- SOURCE DATA
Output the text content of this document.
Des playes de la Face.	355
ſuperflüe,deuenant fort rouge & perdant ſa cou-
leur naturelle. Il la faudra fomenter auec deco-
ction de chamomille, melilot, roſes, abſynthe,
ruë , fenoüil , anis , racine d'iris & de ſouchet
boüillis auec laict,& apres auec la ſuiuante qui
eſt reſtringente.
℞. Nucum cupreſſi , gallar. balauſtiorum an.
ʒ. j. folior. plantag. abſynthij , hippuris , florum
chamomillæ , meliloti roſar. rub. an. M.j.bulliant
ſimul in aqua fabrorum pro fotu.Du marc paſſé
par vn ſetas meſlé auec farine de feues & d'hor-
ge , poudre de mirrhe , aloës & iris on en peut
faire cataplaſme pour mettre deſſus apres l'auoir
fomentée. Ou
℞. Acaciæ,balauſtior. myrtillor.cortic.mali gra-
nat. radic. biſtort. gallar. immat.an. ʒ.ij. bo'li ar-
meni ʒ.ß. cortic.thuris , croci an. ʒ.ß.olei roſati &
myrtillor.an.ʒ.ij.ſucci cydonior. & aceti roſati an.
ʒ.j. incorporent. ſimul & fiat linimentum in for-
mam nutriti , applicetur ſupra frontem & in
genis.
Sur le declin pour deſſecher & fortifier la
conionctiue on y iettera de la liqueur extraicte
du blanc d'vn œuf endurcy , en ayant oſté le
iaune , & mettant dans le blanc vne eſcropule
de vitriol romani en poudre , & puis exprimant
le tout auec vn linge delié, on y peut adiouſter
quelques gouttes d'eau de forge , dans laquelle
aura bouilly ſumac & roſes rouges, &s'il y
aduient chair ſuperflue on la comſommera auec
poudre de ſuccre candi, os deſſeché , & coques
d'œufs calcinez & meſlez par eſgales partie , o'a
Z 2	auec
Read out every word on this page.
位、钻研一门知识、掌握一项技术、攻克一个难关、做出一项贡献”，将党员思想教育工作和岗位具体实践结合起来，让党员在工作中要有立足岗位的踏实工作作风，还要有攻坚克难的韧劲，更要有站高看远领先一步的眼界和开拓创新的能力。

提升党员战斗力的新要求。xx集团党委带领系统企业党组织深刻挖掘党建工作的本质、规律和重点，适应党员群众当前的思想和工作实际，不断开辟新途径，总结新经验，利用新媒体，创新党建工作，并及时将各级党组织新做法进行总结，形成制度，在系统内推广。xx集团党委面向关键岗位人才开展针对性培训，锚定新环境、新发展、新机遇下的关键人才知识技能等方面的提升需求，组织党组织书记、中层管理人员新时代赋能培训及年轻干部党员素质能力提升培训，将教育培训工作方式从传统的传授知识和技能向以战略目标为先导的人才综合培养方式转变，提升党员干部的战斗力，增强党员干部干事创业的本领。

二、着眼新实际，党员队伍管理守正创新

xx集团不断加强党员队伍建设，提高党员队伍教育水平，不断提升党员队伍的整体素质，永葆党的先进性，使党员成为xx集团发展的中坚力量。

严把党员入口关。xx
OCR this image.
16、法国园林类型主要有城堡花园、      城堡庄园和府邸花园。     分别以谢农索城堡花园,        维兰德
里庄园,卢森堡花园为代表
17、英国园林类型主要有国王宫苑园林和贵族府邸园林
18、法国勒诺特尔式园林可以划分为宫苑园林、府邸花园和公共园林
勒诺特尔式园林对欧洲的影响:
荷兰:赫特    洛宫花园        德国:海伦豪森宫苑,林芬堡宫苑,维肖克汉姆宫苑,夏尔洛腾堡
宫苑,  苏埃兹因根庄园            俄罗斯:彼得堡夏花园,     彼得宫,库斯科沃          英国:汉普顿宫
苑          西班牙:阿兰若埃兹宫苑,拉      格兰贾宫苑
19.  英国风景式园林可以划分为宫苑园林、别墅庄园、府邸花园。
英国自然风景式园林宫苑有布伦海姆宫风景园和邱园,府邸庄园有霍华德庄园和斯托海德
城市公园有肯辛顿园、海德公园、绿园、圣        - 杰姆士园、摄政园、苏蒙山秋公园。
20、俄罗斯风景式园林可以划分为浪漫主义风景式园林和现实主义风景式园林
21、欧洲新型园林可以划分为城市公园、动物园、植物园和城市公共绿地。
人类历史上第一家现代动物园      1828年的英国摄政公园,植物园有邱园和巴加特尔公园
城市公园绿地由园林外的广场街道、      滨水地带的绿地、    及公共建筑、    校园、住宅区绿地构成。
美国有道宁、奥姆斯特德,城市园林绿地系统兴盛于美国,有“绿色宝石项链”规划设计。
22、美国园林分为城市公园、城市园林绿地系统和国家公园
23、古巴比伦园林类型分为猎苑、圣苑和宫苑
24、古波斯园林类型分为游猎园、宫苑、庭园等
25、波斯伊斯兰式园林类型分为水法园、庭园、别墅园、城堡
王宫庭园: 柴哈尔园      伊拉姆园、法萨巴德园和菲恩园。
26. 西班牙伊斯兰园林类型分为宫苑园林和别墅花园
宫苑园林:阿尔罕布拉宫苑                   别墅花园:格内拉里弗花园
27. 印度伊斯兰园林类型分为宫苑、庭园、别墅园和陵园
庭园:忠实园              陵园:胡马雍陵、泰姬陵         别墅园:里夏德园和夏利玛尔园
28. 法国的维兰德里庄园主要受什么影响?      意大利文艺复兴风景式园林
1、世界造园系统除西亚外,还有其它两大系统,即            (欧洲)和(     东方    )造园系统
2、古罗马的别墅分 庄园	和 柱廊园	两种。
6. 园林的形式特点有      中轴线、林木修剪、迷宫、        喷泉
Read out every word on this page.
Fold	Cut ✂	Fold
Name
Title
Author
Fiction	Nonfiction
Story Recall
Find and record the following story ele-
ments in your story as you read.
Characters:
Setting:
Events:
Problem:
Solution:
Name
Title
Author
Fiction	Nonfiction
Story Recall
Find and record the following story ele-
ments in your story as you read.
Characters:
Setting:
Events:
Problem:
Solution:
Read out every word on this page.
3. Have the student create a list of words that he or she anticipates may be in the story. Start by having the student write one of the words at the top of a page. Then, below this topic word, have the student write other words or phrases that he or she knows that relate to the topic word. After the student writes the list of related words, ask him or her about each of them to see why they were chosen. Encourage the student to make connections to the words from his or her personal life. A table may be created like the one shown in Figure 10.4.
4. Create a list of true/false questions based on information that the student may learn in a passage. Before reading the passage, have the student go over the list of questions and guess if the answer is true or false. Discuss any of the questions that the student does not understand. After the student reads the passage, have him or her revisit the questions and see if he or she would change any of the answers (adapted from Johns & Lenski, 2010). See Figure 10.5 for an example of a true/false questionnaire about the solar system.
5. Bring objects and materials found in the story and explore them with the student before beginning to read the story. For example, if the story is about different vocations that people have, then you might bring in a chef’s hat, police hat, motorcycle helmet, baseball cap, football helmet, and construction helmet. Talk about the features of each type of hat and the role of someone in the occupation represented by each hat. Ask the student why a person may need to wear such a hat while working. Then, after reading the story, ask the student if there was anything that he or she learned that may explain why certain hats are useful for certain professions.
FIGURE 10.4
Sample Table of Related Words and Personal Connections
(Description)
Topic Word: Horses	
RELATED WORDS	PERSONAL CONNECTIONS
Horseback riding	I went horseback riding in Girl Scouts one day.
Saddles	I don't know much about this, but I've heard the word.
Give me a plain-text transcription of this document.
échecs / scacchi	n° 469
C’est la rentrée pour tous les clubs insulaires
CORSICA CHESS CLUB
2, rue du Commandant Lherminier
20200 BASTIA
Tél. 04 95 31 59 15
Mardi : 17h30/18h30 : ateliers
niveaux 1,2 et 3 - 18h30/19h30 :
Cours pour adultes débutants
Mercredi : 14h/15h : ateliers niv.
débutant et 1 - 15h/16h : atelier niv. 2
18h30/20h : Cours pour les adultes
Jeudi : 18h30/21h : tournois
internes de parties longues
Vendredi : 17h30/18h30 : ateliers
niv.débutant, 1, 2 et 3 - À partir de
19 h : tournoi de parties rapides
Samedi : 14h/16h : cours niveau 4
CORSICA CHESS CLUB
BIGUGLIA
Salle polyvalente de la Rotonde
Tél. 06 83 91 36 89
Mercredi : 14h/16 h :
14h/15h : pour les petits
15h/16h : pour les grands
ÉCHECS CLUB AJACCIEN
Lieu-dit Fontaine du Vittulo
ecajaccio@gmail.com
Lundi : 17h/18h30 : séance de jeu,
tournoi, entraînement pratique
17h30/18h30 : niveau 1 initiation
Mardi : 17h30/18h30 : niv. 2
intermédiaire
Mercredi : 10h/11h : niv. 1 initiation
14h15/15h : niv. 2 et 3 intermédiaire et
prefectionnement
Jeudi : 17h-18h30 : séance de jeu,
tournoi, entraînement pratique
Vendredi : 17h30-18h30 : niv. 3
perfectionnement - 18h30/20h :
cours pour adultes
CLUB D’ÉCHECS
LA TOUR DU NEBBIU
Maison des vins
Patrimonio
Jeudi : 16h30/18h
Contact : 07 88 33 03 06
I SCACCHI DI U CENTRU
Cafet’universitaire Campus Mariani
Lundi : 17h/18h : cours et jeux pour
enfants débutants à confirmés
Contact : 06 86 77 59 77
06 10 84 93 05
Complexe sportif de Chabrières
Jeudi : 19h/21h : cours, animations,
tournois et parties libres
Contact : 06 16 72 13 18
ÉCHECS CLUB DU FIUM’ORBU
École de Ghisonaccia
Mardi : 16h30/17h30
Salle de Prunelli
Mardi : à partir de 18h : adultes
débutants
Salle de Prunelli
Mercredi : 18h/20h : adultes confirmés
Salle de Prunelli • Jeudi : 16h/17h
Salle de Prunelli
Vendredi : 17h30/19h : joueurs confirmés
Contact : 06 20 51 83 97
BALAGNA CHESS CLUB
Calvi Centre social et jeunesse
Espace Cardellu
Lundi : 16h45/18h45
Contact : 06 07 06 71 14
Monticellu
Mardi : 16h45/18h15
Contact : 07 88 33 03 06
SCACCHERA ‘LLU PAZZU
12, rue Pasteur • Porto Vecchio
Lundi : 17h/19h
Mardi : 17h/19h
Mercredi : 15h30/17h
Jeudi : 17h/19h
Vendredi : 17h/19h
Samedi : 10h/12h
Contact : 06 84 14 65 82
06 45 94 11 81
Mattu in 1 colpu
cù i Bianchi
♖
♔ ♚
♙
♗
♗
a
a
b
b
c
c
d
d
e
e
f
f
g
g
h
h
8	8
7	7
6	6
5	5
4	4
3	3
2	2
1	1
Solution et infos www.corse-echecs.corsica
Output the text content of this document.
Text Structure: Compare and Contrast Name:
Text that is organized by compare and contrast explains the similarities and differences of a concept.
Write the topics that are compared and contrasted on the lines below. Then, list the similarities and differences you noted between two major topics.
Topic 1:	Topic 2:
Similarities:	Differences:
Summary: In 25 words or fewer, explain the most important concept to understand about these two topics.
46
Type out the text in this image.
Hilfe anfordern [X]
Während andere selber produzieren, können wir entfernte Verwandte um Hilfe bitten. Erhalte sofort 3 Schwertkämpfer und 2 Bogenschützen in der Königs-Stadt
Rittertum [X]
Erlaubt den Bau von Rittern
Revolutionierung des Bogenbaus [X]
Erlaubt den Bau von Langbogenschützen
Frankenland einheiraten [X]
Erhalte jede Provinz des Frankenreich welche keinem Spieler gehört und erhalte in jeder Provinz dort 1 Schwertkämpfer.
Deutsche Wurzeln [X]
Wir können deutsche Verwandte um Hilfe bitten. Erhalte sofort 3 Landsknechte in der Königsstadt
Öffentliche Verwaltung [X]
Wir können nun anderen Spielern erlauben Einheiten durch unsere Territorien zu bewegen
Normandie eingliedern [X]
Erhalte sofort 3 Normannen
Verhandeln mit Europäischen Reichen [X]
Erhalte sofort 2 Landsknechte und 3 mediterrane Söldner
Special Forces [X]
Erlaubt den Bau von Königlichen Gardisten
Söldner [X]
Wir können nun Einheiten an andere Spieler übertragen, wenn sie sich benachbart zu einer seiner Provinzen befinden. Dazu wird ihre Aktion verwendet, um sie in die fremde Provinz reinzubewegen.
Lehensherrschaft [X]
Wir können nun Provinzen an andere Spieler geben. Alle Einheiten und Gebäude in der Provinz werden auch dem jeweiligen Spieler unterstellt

- THE PROBLEM
Say how many lines in the entries contain the string "cortic", and leave out everything else.

- PROBLEM SOLUTION
2